Directive = Read the lines below. Copy out any that hold the string "参赛成员".

Dataset records =
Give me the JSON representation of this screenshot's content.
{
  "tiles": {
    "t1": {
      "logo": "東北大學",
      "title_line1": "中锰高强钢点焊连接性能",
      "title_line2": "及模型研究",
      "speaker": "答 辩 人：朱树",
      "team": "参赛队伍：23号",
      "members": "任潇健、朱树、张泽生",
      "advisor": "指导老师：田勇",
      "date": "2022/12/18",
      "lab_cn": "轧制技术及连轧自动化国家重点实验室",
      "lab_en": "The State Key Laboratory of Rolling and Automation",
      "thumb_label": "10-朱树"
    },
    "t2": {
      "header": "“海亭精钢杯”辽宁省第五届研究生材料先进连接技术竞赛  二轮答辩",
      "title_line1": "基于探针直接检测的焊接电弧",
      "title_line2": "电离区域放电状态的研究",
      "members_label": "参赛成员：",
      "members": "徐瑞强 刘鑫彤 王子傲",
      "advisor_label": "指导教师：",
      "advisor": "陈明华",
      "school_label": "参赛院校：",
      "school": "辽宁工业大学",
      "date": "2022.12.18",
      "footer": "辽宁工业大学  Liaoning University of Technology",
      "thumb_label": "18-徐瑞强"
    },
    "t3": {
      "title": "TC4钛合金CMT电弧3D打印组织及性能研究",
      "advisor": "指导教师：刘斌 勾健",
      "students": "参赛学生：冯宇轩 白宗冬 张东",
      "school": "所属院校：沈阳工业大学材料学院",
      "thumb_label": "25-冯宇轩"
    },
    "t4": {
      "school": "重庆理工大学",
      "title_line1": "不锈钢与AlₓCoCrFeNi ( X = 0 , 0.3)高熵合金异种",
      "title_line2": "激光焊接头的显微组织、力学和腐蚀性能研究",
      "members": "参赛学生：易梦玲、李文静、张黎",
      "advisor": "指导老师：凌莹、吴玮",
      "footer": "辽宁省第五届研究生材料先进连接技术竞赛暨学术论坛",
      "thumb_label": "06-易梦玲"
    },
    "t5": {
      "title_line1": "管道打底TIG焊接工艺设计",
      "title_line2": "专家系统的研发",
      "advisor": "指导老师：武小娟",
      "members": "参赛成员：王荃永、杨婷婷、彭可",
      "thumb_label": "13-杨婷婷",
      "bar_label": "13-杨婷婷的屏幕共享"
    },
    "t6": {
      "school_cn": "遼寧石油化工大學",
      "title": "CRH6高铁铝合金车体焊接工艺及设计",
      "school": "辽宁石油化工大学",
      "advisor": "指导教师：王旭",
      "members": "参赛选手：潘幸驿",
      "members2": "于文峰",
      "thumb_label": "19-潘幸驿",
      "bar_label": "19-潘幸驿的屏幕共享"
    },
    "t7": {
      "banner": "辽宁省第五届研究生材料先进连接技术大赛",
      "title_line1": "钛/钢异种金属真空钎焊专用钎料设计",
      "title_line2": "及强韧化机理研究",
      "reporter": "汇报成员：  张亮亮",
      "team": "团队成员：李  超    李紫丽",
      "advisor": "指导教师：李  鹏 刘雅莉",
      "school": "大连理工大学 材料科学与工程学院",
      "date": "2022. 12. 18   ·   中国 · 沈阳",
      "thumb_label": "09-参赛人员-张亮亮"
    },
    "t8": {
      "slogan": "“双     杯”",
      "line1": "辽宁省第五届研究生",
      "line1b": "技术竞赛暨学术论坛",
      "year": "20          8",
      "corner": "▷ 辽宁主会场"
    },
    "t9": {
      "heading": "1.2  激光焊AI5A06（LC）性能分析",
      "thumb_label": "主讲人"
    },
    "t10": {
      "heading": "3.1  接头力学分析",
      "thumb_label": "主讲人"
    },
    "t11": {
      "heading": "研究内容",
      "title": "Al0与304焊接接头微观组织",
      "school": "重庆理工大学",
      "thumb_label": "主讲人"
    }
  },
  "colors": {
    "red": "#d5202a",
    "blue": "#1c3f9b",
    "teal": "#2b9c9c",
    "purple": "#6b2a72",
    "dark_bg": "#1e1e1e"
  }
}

Complete output =
      "members_label": "参赛成员：",
      "members": "参赛成员：王荃永、杨婷婷、彭可",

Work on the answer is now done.